[Stored entries]

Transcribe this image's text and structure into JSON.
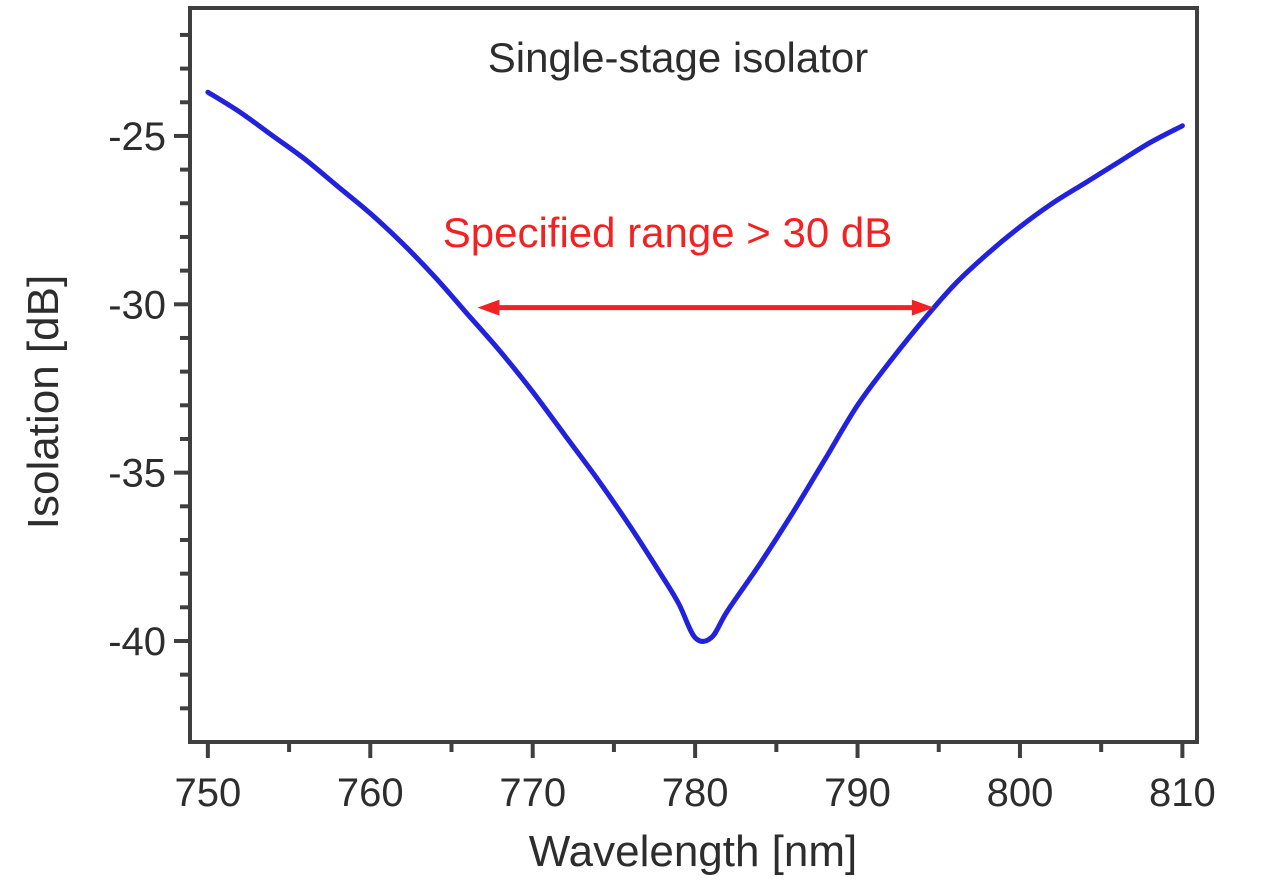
{
  "colors": {
    "curve": "#2222dd",
    "annotation": "#f22222",
    "axis": "#3f3f3f",
    "text": "#2d2d2d",
    "background": "#ffffff"
  },
  "chart_data": {
    "type": "line",
    "title": "Single-stage isolator",
    "xlabel": "Wavelength [nm]",
    "ylabel": "Isolation [dB]",
    "xlim": [
      748.9,
      810.9
    ],
    "ylim": [
      -43.0,
      -21.2
    ],
    "grid": false,
    "legend": "none",
    "x_ticks_major": [
      750,
      760,
      770,
      780,
      790,
      800,
      810
    ],
    "x_ticks_minor": [
      755,
      765,
      775,
      785,
      795,
      805
    ],
    "y_ticks_major": [
      -25,
      -30,
      -35,
      -40
    ],
    "y_ticks_minor_step": 1,
    "series": [
      {
        "name": "isolation-spectrum",
        "color": "#2222dd",
        "x": [
          750,
          752,
          754,
          756,
          758,
          760,
          762,
          764,
          766,
          768,
          770,
          772,
          774,
          776,
          778,
          779,
          780,
          781,
          782,
          784,
          786,
          788,
          790,
          792,
          794,
          796,
          798,
          800,
          802,
          804,
          806,
          808,
          810
        ],
        "y": [
          -23.7,
          -24.3,
          -25.0,
          -25.7,
          -26.5,
          -27.3,
          -28.2,
          -29.2,
          -30.3,
          -31.4,
          -32.6,
          -33.9,
          -35.2,
          -36.6,
          -38.1,
          -38.9,
          -39.9,
          -39.9,
          -39.1,
          -37.7,
          -36.2,
          -34.6,
          -33.0,
          -31.7,
          -30.5,
          -29.4,
          -28.5,
          -27.7,
          -27.0,
          -26.4,
          -25.8,
          -25.2,
          -24.7
        ]
      }
    ],
    "annotations": {
      "spec_label": {
        "text": "Specified range > 30 dB",
        "color": "#f22222",
        "x_nm": 778.3,
        "y_db": -28.3
      },
      "spec_arrow": {
        "color": "#f22222",
        "x_start_nm": 766.6,
        "x_end_nm": 794.7,
        "y_db": -30.1,
        "double_headed": true
      }
    }
  }
}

**What the task asks**:
In your copy of the records, include no pictures; repeat everything else exactly.

**Solution**:
Transcribe this image's text and structure into JSON.
{
  "colors": {
    "curve": "#2222dd",
    "annotation": "#f22222",
    "axis": "#3f3f3f",
    "text": "#2d2d2d",
    "background": "#ffffff"
  },
  "chart_data": {
    "type": "line",
    "title": "Single-stage isolator",
    "xlabel": "Wavelength [nm]",
    "ylabel": "Isolation [dB]",
    "xlim": [
      748.9,
      810.9
    ],
    "ylim": [
      -43.0,
      -21.2
    ],
    "grid": false,
    "legend": "none",
    "x_ticks_major": [
      750,
      760,
      770,
      780,
      790,
      800,
      810
    ],
    "x_ticks_minor": [
      755,
      765,
      775,
      785,
      795,
      805
    ],
    "y_ticks_major": [
      -25,
      -30,
      -35,
      -40
    ],
    "y_ticks_minor_step": 1,
    "series": [
      {
        "name": "isolation-spectrum",
        "color": "#2222dd",
        "x": [
          750,
          752,
          754,
          756,
          758,
          760,
          762,
          764,
          766,
          768,
          770,
          772,
          774,
          776,
          778,
          779,
          780,
          781,
          782,
          784,
          786,
          788,
          790,
          792,
          794,
          796,
          798,
          800,
          802,
          804,
          806,
          808,
          810
        ],
        "y": [
          -23.7,
          -24.3,
          -25.0,
          -25.7,
          -26.5,
          -27.3,
          -28.2,
          -29.2,
          -30.3,
          -31.4,
          -32.6,
          -33.9,
          -35.2,
          -36.6,
          -38.1,
          -38.9,
          -39.9,
          -39.9,
          -39.1,
          -37.7,
          -36.2,
          -34.6,
          -33.0,
          -31.7,
          -30.5,
          -29.4,
          -28.5,
          -27.7,
          -27.0,
          -26.4,
          -25.8,
          -25.2,
          -24.7
        ]
      }
    ],
    "annotations": {
      "spec_label": {
        "text": "Specified range > 30 dB",
        "color": "#f22222",
        "x_nm": 778.3,
        "y_db": -28.3
      },
      "spec_arrow": {
        "color": "#f22222",
        "x_start_nm": 766.6,
        "x_end_nm": 794.7,
        "y_db": -30.1,
        "double_headed": true
      }
    }
  }
}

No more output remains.